» **What you will do**
Exclude the pictures and reproduce the remaining data exactly as written.

* start Listed records *

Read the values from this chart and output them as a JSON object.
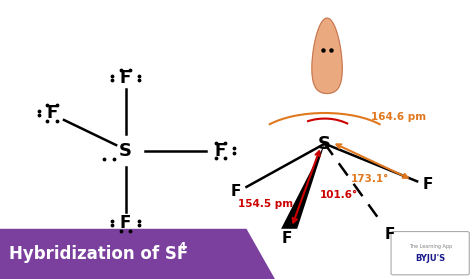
{
  "title": "Hybridization of SF",
  "title_subscript": "4",
  "bg_color": "#ffffff",
  "header_bg": "#7b3f9e",
  "header_text_color": "#ffffff",
  "angle_164": "164.6 pm",
  "angle_173": "173.1°",
  "angle_1545": "154.5 pm",
  "angle_1016": "101.6°",
  "arrow_color_orange": "#e07820",
  "arrow_color_red": "#cc0000",
  "teardrop_color": "#e8a070",
  "teardrop_edge": "#c07050"
}
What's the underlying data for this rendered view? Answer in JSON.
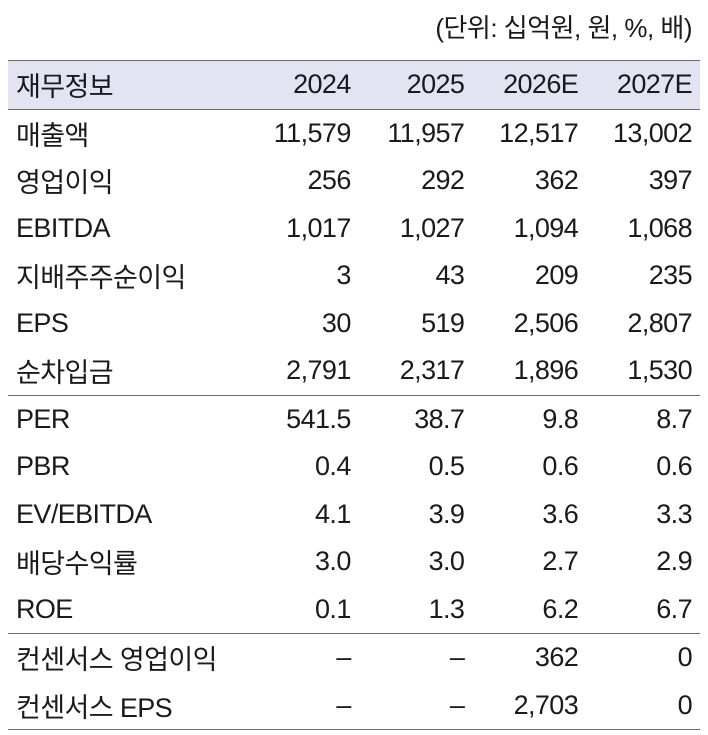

* end Listed records *

» **Correct answer**
Read the values from this chart and output them as a JSON object.
{
  "title": "Hybridization of SF",
  "title_subscript": "4",
  "bg_color": "#ffffff",
  "header_bg": "#7b3f9e",
  "header_text_color": "#ffffff",
  "angle_164": "164.6 pm",
  "angle_173": "173.1°",
  "angle_1545": "154.5 pm",
  "angle_1016": "101.6°",
  "arrow_color_orange": "#e07820",
  "arrow_color_red": "#cc0000",
  "teardrop_color": "#e8a070",
  "teardrop_edge": "#c07050"
}
What's the underlying data for this rendered view? Answer in JSON.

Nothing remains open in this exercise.